**WHAT IS EXPECTED:**
Transcribe everything in the data word for word. Pictures are left out.

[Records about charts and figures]

Begin

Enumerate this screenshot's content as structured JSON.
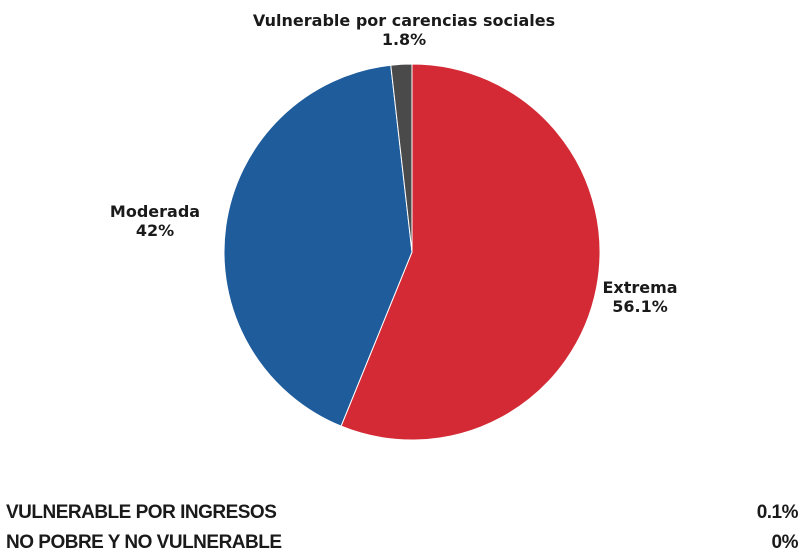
{
  "chart_data": {
    "type": "pie",
    "slices": [
      {
        "label": "Extrema",
        "value": 56.1,
        "display": "56.1%",
        "color": "#d42a35"
      },
      {
        "label": "Moderada",
        "value": 42,
        "display": "42%",
        "color": "#1e5c9c"
      },
      {
        "label": "Vulnerable por carencias sociales",
        "value": 1.8,
        "display": "1.8%",
        "color": "#4a4a4a"
      }
    ]
  },
  "stats": [
    {
      "label": "VULNERABLE POR INGRESOS",
      "value": "0.1%"
    },
    {
      "label": "NO POBRE Y NO VULNERABLE",
      "value": "0%"
    }
  ]
}
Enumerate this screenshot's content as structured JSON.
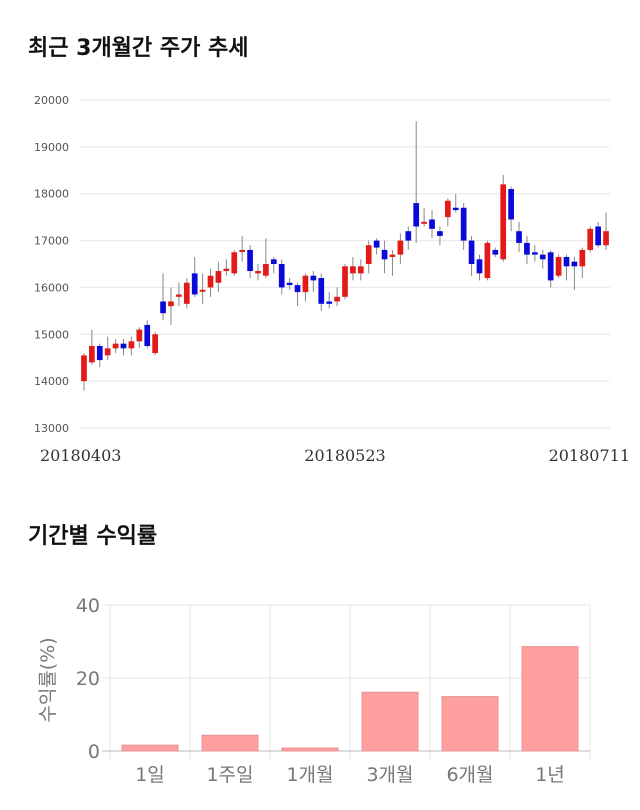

End

**IN RESPONSE:**
Enumerate this screenshot's content as structured JSON.
{
  "chart_data": {
    "type": "pie",
    "slices": [
      {
        "label": "Extrema",
        "value": 56.1,
        "display": "56.1%",
        "color": "#d42a35"
      },
      {
        "label": "Moderada",
        "value": 42,
        "display": "42%",
        "color": "#1e5c9c"
      },
      {
        "label": "Vulnerable por carencias sociales",
        "value": 1.8,
        "display": "1.8%",
        "color": "#4a4a4a"
      }
    ]
  },
  "stats": [
    {
      "label": "VULNERABLE POR INGRESOS",
      "value": "0.1%"
    },
    {
      "label": "NO POBRE Y NO VULNERABLE",
      "value": "0%"
    }
  ]
}
Enumerate this screenshot's content as structured JSON.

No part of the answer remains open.